John David Washington hugging Zendaya from behind
Netflix

Film critics, am I right? Particularly known for having been written and shot during the coronavirus pandemic, Malcolm & Marie is a drama from the crew behind the series ’Euphoria’, led by director and writer Sam Levinson and starring Zendaya (as Marie) alongside John David Washington (Malcolm).


Film director Malcolm and his girlfriend Marie, the characters, arrive from the former’s latest movie premiere where he finally got a great reception from critics but in all that hype forgot to thank Marie in his speech. Back at home, tensions between the two begin to rise as their fight unravels a lot of built-up resentment from both towards each other and in Malcolm’s case, film industry as well. Levinson is seemingly unable to push the absurd premise beyond that as much of it reminds you of one of those more mediocre titles at student film festivals, except this time it’s filled with a lot of meaningless American, Hollywood mumbo jumbo.


First five minutes flashes the promise that the movie has as the camera whirls around Marie and Malcolm calmly since the time-bomb is yet to explode. Malcolm is in his own little bubble while Marie is noticeably irritated from not being thanked but still listens patiently. Increasingly Zendaya becomes the driver of the vehicle with her less-is-more attitude in her acting and editor Julio Perez IV begins to hone down to that after the first long tracking shot.


Zendaya and the power of rhythmic editing is behind most of the film’s strongest moments. Later though they both become the victim of an overstayed welcome because as Malcolm & Marie starts to repeat itself, you can’t help but wonder how much better this would’ve been as a short film instead of the frustratingly dull hour and 40 minutes. Especially Washington’s loudness (yes, in decibels) wears you down with the uncontrolled room reverb of the location.

**USING THE INFORMATION:**
a) Reproduce the passage of the Malcolm & Marie review from "John David Washington hugging" up to and including "David Washington (Malcolm).".
b) Write the next part of the Malcolm & Marie review, picking up after its final sentence.

**Dataset entries:**
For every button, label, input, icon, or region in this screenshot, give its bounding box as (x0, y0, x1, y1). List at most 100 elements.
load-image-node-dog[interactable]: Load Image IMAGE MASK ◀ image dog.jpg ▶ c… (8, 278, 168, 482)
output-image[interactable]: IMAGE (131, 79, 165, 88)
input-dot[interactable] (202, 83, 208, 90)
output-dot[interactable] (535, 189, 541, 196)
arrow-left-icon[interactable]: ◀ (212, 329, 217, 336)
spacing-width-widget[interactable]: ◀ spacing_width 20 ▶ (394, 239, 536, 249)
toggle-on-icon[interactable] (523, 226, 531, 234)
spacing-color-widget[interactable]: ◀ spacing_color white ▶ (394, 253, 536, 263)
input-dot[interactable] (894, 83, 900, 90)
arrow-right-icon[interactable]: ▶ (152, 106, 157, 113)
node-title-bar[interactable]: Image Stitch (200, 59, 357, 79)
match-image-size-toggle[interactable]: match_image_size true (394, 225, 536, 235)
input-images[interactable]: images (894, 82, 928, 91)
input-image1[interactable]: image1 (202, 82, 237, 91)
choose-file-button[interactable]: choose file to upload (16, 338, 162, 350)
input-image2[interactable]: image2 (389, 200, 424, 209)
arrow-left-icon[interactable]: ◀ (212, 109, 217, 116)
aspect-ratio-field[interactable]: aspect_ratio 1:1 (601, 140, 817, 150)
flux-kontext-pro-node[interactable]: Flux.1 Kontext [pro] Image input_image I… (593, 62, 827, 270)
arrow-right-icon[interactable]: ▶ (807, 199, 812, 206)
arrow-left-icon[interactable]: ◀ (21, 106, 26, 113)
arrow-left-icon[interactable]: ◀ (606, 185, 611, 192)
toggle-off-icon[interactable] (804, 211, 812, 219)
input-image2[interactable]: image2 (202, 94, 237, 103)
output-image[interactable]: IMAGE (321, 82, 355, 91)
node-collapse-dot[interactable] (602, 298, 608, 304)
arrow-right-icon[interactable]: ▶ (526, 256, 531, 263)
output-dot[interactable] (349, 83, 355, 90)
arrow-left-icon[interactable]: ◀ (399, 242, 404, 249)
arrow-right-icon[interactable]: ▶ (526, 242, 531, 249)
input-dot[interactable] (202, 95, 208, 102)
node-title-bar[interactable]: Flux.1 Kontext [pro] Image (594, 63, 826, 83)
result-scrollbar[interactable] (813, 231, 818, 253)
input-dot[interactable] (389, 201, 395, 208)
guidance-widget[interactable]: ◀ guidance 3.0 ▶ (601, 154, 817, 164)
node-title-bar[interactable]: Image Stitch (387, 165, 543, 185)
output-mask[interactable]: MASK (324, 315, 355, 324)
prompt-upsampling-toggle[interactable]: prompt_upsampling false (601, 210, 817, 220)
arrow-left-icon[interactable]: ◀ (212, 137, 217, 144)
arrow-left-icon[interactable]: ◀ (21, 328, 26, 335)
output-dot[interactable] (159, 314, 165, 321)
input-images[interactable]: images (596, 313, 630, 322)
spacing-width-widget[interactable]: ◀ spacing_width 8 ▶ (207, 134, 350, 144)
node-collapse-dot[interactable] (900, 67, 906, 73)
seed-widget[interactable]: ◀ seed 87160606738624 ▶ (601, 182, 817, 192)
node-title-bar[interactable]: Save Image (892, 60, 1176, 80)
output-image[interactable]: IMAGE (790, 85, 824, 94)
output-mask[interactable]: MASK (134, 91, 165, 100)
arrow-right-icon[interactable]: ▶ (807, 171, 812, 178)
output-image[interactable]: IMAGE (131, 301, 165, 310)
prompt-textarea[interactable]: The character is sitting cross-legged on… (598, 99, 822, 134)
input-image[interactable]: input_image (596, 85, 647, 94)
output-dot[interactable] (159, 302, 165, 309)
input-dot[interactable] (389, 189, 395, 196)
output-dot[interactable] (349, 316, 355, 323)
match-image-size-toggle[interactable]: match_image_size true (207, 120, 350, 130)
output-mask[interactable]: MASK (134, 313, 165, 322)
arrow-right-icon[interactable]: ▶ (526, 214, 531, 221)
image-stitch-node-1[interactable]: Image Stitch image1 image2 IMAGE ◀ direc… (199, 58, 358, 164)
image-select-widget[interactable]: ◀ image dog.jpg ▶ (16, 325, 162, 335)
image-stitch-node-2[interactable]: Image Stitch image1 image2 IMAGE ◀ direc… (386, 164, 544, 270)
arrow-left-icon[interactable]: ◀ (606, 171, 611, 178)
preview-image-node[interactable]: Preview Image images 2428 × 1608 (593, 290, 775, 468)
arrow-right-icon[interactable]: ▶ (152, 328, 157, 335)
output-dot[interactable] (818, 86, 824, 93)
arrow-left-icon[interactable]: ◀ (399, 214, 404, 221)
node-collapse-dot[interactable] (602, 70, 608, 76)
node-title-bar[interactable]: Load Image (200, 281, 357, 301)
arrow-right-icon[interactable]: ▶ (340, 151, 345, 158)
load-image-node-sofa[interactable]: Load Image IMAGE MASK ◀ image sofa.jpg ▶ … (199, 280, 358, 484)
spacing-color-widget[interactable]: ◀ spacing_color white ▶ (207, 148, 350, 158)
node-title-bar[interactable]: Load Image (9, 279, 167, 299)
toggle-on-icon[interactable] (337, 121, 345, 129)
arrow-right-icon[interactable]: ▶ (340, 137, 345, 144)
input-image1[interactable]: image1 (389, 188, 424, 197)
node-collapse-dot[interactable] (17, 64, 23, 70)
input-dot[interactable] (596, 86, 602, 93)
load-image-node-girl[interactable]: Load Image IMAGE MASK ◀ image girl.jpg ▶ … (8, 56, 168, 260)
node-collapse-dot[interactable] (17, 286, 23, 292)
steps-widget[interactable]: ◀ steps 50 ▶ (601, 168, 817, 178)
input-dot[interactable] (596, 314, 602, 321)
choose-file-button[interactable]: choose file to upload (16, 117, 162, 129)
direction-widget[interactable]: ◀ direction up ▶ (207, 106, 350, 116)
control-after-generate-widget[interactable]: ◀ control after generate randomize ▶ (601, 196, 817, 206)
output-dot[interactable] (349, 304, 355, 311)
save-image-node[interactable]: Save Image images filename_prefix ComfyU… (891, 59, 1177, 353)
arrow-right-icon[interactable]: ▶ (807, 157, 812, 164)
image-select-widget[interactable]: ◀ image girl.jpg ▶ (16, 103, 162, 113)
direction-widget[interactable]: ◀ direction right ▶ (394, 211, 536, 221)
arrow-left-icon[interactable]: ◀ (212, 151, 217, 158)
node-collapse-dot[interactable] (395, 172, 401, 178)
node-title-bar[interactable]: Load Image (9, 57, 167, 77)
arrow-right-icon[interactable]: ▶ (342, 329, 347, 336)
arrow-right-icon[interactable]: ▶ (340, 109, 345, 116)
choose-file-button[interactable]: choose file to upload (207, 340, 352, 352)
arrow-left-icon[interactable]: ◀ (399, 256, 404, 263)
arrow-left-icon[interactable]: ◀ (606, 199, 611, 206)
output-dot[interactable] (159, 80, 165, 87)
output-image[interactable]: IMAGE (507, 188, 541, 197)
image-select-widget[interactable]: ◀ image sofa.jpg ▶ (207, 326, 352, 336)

**TASK RESPONSES:**
a)
John David Washington hugging Zendaya from behind
Netflix

Film critics, am I right? Particularly known for having been written and shot during the coronavirus pandemic, Malcolm & Marie is a drama from the crew behind the series ’Euphoria’, led by director and writer Sam Levinson and starring Zendaya (as Marie) alongside John David Washington (Malcolm).

b)
Much of the crew and the lead actors are way too over-qualified to be stuck in a mega-budgeted version of a LA student film. Levinson’s direction of actors is fine but his script does feel like the first draft of a diary entry (note again the ’’written and produced during the pandemic,’’ back in June even). Perhaps it was indeed rushed to existence since the story doesn’t really progress after the first fight between the couple but even if it did, the dialogue is still horribly bad. Much of the attention will probably go to how Levinson reduces someone to only their race and gender because the creative juices are a dying breed—’’white female’’ seems to be his catchphrase—returning to that about four times but the arguments between Marie and Malcolm are like nails on a chalkboard.


There is no reason for them to end up together, stay together or be as intimate together as depicted in the movie, those intimate scenes look a lot like a foot fetish commercial, not necessarily like a loving partnership. Everything is more or less crowned by the unnecessary black-and-white cinematography and colour palette, it’s more of a bootlick to award committees than an artist vision to make the arguments either wrong or right (which they aren’t in Malcolm and Marie’s case).


Smileys: Editing


Frowneys: Screenplay, dialogue, runtime, cinematography


That budget has to be fake, right?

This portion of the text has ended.